===== Raw records

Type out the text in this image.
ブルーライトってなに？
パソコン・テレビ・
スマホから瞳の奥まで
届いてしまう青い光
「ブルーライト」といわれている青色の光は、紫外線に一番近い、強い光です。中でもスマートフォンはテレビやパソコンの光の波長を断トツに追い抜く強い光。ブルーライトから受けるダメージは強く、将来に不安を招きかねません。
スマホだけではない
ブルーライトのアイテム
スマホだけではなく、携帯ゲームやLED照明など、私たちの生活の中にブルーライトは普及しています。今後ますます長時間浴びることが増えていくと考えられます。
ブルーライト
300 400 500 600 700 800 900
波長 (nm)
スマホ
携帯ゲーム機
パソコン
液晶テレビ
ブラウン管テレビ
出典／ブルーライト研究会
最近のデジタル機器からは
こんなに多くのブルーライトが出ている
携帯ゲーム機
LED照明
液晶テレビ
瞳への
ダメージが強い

==========

◆ **Work to be completed**
Retype the whole listing above exactly.

◆ **Reply to the task**
Type out the text in this image.
ブルーライトってなに？
パソコン・テレビ・
スマホから瞳の奥まで
届いてしまう青い光
「ブルーライト」といわれている青色の光は、紫外線に一番近い、強い光です。中でもスマートフォンはテレビやパソコンの光の波長を断トツに追い抜く強い光。ブルーライトから受けるダメージは強く、将来に不安を招きかねません。
スマホだけではない
ブルーライトのアイテム
スマホだけではなく、携帯ゲームやLED照明など、私たちの生活の中にブルーライトは普及しています。今後ますます長時間浴びることが増えていくと考えられます。
ブルーライト
300 400 500 600 700 800 900
波長 (nm)
スマホ
携帯ゲーム機
パソコン
液晶テレビ
ブラウン管テレビ
出典／ブルーライト研究会
最近のデジタル機器からは
こんなに多くのブルーライトが出ている
携帯ゲーム機
LED照明
液晶テレビ
瞳への
ダメージが強い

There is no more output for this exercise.